§ **Material provided**:
------------------------------------------------

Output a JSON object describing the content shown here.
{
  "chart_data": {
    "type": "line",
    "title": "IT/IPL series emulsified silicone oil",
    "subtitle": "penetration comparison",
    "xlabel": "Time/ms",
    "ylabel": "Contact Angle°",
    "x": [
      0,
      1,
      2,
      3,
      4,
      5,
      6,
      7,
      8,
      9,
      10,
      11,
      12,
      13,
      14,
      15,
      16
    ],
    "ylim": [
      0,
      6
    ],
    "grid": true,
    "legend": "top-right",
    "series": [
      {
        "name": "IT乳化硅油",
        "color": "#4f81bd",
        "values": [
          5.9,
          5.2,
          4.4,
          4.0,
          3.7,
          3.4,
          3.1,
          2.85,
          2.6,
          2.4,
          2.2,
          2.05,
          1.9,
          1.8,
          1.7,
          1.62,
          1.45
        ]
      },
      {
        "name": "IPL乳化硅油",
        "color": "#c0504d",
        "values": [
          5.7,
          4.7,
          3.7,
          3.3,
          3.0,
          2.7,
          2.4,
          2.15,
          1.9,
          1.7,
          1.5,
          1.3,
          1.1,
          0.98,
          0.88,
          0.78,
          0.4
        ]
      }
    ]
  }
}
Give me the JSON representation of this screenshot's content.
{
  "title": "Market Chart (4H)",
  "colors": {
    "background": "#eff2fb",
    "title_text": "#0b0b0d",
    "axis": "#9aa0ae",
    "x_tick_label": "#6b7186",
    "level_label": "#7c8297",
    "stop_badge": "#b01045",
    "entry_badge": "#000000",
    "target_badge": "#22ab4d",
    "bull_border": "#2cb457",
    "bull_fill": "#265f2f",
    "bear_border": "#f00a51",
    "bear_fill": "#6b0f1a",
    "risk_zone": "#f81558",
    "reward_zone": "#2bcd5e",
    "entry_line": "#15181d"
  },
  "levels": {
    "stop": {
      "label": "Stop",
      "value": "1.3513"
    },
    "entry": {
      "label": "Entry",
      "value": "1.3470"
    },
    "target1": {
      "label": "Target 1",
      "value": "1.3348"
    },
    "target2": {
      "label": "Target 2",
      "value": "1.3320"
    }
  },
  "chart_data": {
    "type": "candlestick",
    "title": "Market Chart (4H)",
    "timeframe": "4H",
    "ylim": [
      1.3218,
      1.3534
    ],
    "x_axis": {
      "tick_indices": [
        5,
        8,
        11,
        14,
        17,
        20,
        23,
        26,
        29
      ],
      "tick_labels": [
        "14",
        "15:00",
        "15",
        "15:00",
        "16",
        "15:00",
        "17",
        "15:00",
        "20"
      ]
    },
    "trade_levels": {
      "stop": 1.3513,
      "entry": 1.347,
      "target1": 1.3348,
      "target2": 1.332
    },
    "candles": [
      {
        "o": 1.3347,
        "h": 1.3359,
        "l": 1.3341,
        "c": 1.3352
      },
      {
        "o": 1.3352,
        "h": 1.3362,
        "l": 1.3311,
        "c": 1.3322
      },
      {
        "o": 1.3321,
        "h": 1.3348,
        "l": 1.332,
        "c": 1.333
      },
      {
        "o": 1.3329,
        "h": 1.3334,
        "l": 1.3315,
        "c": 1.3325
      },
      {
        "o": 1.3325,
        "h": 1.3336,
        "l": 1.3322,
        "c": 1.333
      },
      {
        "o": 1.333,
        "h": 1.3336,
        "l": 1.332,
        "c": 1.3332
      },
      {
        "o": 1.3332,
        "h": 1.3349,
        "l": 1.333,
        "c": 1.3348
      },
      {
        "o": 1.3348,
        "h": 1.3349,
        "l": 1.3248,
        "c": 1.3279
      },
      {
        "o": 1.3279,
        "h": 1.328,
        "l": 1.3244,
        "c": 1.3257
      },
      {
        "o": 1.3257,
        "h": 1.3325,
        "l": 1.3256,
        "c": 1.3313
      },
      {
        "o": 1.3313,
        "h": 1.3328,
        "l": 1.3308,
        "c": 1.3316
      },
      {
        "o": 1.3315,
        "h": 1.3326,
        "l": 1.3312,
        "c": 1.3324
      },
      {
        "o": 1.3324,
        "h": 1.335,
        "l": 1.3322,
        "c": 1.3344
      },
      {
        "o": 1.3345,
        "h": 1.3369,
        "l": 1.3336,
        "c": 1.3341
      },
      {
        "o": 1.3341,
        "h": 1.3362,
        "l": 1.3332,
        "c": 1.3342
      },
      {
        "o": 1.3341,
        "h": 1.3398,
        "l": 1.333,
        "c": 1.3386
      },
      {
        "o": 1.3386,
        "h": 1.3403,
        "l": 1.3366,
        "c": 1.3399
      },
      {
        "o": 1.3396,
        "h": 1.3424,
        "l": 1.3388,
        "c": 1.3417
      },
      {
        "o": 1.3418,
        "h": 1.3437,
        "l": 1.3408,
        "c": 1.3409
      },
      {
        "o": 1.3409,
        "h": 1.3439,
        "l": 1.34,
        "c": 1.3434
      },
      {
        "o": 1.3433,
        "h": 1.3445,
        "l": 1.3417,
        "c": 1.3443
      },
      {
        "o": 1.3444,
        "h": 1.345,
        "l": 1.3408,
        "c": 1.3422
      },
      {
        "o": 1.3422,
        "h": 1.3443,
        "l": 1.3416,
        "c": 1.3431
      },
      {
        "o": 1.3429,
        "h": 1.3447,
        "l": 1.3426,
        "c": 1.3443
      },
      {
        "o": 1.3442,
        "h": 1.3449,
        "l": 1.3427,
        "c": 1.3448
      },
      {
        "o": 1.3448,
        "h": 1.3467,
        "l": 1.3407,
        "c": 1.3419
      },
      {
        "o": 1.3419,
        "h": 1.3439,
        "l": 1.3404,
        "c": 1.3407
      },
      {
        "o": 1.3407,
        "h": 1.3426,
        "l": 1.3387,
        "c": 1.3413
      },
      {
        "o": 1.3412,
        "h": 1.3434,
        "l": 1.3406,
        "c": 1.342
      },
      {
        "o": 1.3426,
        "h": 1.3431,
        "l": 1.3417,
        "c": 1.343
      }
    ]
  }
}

------------------------------------------------

§ **What you will do**: Every line above should be printed again exactly as it stands.

§ **Solution for this problem**:
Output a JSON object describing the content shown here.
{
  "chart_data": {
    "type": "line",
    "title": "IT/IPL series emulsified silicone oil",
    "subtitle": "penetration comparison",
    "xlabel": "Time/ms",
    "ylabel": "Contact Angle°",
    "x": [
      0,
      1,
      2,
      3,
      4,
      5,
      6,
      7,
      8,
      9,
      10,
      11,
      12,
      13,
      14,
      15,
      16
    ],
    "ylim": [
      0,
      6
    ],
    "grid": true,
    "legend": "top-right",
    "series": [
      {
        "name": "IT乳化硅油",
        "color": "#4f81bd",
        "values": [
          5.9,
          5.2,
          4.4,
          4.0,
          3.7,
          3.4,
          3.1,
          2.85,
          2.6,
          2.4,
          2.2,
          2.05,
          1.9,
          1.8,
          1.7,
          1.62,
          1.45
        ]
      },
      {
        "name": "IPL乳化硅油",
        "color": "#c0504d",
        "values": [
          5.7,
          4.7,
          3.7,
          3.3,
          3.0,
          2.7,
          2.4,
          2.15,
          1.9,
          1.7,
          1.5,
          1.3,
          1.1,
          0.98,
          0.88,
          0.78,
          0.4
        ]
      }
    ]
  }
}
Give me the JSON representation of this screenshot's content.
{
  "title": "Market Chart (4H)",
  "colors": {
    "background": "#eff2fb",
    "title_text": "#0b0b0d",
    "axis": "#9aa0ae",
    "x_tick_label": "#6b7186",
    "level_label": "#7c8297",
    "stop_badge": "#b01045",
    "entry_badge": "#000000",
    "target_badge": "#22ab4d",
    "bull_border": "#2cb457",
    "bull_fill": "#265f2f",
    "bear_border": "#f00a51",
    "bear_fill": "#6b0f1a",
    "risk_zone": "#f81558",
    "reward_zone": "#2bcd5e",
    "entry_line": "#15181d"
  },
  "levels": {
    "stop": {
      "label": "Stop",
      "value": "1.3513"
    },
    "entry": {
      "label": "Entry",
      "value": "1.3470"
    },
    "target1": {
      "label": "Target 1",
      "value": "1.3348"
    },
    "target2": {
      "label": "Target 2",
      "value": "1.3320"
    }
  },
  "chart_data": {
    "type": "candlestick",
    "title": "Market Chart (4H)",
    "timeframe": "4H",
    "ylim": [
      1.3218,
      1.3534
    ],
    "x_axis": {
      "tick_indices": [
        5,
        8,
        11,
        14,
        17,
        20,
        23,
        26,
        29
      ],
      "tick_labels": [
        "14",
        "15:00",
        "15",
        "15:00",
        "16",
        "15:00",
        "17",
        "15:00",
        "20"
      ]
    },
    "trade_levels": {
      "stop": 1.3513,
      "entry": 1.347,
      "target1": 1.3348,
      "target2": 1.332
    },
    "candles": [
      {
        "o": 1.3347,
        "h": 1.3359,
        "l": 1.3341,
        "c": 1.3352
      },
      {
        "o": 1.3352,
        "h": 1.3362,
        "l": 1.3311,
        "c": 1.3322
      },
      {
        "o": 1.3321,
        "h": 1.3348,
        "l": 1.332,
        "c": 1.333
      },
      {
        "o": 1.3329,
        "h": 1.3334,
        "l": 1.3315,
        "c": 1.3325
      },
      {
        "o": 1.3325,
        "h": 1.3336,
        "l": 1.3322,
        "c": 1.333
      },
      {
        "o": 1.333,
        "h": 1.3336,
        "l": 1.332,
        "c": 1.3332
      },
      {
        "o": 1.3332,
        "h": 1.3349,
        "l": 1.333,
        "c": 1.3348
      },
      {
        "o": 1.3348,
        "h": 1.3349,
        "l": 1.3248,
        "c": 1.3279
      },
      {
        "o": 1.3279,
        "h": 1.328,
        "l": 1.3244,
        "c": 1.3257
      },
      {
        "o": 1.3257,
        "h": 1.3325,
        "l": 1.3256,
        "c": 1.3313
      },
      {
        "o": 1.3313,
        "h": 1.3328,
        "l": 1.3308,
        "c": 1.3316
      },
      {
        "o": 1.3315,
        "h": 1.3326,
        "l": 1.3312,
        "c": 1.3324
      },
      {
        "o": 1.3324,
        "h": 1.335,
        "l": 1.3322,
        "c": 1.3344
      },
      {
        "o": 1.3345,
        "h": 1.3369,
        "l": 1.3336,
        "c": 1.3341
      },
      {
        "o": 1.3341,
        "h": 1.3362,
        "l": 1.3332,
        "c": 1.3342
      },
      {
        "o": 1.3341,
        "h": 1.3398,
        "l": 1.333,
        "c": 1.3386
      },
      {
        "o": 1.3386,
        "h": 1.3403,
        "l": 1.3366,
        "c": 1.3399
      },
      {
        "o": 1.3396,
        "h": 1.3424,
        "l": 1.3388,
        "c": 1.3417
      },
      {
        "o": 1.3418,
        "h": 1.3437,
        "l": 1.3408,
        "c": 1.3409
      },
      {
        "o": 1.3409,
        "h": 1.3439,
        "l": 1.34,
        "c": 1.3434
      },
      {
        "o": 1.3433,
        "h": 1.3445,
        "l": 1.3417,
        "c": 1.3443
      },
      {
        "o": 1.3444,
        "h": 1.345,
        "l": 1.3408,
        "c": 1.3422
      },
      {
        "o": 1.3422,
        "h": 1.3443,
        "l": 1.3416,
        "c": 1.3431
      },
      {
        "o": 1.3429,
        "h": 1.3447,
        "l": 1.3426,
        "c": 1.3443
      },
      {
        "o": 1.3442,
        "h": 1.3449,
        "l": 1.3427,
        "c": 1.3448
      },
      {
        "o": 1.3448,
        "h": 1.3467,
        "l": 1.3407,
        "c": 1.3419
      },
      {
        "o": 1.3419,
        "h": 1.3439,
        "l": 1.3404,
        "c": 1.3407
      },
      {
        "o": 1.3407,
        "h": 1.3426,
        "l": 1.3387,
        "c": 1.3413
      },
      {
        "o": 1.3412,
        "h": 1.3434,
        "l": 1.3406,
        "c": 1.342
      },
      {
        "o": 1.3426,
        "h": 1.3431,
        "l": 1.3417,
        "c": 1.343
      }
    ]
  }
}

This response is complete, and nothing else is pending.